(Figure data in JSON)

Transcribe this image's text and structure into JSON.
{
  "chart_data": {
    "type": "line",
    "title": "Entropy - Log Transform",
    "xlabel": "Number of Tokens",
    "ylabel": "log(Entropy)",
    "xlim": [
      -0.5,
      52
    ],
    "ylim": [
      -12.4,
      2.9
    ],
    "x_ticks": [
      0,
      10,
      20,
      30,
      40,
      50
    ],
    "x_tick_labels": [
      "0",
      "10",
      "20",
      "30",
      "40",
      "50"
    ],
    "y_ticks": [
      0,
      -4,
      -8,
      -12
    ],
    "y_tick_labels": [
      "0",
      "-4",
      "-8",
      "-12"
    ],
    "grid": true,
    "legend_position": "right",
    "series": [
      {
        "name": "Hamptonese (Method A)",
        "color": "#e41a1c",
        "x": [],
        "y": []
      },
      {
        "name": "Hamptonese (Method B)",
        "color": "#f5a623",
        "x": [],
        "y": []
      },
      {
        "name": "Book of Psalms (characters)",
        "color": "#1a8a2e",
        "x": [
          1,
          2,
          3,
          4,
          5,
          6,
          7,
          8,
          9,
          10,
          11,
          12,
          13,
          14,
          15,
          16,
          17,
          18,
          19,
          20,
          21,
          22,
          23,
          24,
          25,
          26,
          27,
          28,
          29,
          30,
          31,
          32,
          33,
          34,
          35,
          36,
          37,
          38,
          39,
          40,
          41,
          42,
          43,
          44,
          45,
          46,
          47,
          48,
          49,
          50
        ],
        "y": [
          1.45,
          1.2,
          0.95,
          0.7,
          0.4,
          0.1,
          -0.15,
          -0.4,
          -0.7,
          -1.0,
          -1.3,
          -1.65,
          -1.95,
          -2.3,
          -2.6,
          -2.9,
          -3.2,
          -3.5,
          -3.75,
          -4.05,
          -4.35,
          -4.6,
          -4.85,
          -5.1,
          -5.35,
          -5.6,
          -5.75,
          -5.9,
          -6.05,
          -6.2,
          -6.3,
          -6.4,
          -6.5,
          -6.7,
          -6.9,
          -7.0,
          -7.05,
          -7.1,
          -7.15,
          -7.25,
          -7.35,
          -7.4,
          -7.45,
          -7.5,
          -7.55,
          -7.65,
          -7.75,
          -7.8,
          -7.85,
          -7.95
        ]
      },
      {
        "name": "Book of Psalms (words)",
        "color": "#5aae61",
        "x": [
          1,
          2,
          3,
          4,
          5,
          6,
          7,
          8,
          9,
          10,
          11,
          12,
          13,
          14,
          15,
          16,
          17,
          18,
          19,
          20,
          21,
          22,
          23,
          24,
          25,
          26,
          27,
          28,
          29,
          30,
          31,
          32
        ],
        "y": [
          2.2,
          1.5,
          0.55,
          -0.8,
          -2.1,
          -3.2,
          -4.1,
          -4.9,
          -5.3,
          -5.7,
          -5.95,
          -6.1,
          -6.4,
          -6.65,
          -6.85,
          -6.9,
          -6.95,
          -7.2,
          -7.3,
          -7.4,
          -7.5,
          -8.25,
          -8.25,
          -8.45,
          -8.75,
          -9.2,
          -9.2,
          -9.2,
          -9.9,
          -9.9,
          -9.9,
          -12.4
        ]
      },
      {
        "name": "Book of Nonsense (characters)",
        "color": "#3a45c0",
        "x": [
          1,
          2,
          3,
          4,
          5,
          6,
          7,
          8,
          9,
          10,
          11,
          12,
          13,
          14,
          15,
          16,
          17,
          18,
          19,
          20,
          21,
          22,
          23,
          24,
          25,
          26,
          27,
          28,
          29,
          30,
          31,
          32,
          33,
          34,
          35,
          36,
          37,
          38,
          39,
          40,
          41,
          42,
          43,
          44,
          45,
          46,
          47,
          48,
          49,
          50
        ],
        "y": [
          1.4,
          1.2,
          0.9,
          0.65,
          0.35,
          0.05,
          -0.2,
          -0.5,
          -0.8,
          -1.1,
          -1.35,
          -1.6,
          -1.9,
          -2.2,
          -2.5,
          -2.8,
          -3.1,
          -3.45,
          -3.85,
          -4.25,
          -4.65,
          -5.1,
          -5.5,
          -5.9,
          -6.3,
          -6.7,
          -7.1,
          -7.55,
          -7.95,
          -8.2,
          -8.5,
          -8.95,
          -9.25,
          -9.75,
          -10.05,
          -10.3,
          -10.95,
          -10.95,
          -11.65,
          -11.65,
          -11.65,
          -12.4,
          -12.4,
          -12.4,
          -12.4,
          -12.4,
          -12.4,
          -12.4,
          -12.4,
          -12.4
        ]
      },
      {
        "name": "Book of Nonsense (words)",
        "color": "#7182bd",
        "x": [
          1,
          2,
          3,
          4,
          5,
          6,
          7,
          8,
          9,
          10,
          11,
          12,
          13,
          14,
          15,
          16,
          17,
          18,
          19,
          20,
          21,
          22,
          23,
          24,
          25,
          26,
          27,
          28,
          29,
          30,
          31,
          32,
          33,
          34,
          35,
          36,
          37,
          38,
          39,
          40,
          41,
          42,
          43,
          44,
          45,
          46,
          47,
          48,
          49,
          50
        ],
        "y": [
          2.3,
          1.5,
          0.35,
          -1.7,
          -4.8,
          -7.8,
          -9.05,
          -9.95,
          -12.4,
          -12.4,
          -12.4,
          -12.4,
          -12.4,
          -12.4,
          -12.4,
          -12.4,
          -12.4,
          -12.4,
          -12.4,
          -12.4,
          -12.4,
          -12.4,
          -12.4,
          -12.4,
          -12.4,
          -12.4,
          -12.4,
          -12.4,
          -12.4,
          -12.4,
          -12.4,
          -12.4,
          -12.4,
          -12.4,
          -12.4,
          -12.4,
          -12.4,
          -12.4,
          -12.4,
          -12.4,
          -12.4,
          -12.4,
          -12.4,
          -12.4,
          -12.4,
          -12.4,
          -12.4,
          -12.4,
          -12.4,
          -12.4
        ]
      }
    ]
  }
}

* _Do this_: Where a line of the entries contains the word "Method", copy that line.

* _Finished task_:
        "name": "Hamptonese (Method A)",
        "name": "Hamptonese (Method B)",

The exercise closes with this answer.